** Start of RECORDS FOR THE TASK **
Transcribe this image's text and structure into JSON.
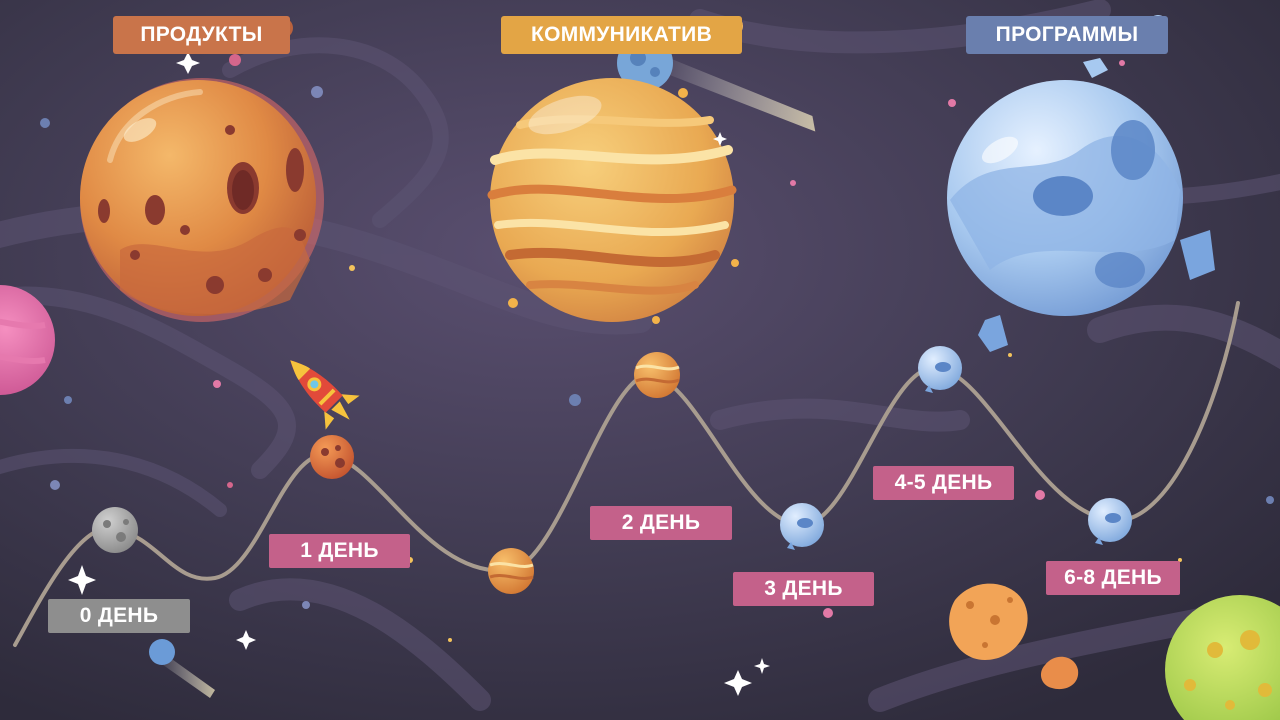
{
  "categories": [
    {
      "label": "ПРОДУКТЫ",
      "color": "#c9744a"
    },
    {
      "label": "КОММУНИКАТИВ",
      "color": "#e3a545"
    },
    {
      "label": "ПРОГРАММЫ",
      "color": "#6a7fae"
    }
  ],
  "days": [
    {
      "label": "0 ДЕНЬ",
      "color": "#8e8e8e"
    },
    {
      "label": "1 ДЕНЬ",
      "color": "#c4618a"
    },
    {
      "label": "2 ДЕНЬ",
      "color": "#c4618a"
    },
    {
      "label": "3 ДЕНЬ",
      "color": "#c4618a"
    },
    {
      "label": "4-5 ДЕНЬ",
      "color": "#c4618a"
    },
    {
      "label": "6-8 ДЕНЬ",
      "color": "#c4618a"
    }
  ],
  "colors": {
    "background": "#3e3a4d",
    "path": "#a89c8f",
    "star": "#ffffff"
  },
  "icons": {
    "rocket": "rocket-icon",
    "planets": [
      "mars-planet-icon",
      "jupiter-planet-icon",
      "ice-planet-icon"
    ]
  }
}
** End of RECORDS FOR THE TASK **
** Start of RECORDS FOR THE TASK **
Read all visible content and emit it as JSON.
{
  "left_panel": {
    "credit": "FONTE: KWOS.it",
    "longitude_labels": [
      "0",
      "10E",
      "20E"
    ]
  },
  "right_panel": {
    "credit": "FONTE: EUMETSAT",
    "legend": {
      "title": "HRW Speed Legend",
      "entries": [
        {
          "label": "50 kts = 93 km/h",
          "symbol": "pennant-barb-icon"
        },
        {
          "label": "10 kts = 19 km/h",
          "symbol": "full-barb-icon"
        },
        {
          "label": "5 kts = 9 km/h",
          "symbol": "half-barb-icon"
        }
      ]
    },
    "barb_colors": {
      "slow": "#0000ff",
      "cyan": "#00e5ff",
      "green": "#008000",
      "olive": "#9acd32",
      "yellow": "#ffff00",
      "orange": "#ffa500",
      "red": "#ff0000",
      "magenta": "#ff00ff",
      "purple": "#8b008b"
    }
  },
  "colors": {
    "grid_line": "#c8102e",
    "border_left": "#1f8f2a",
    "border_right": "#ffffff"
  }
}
** End of RECORDS FOR THE TASK **
__DIRECTIVE__
Count every line in the entries above where the word "JSON" appears; respond with the number alone.

__RESPONSE__
2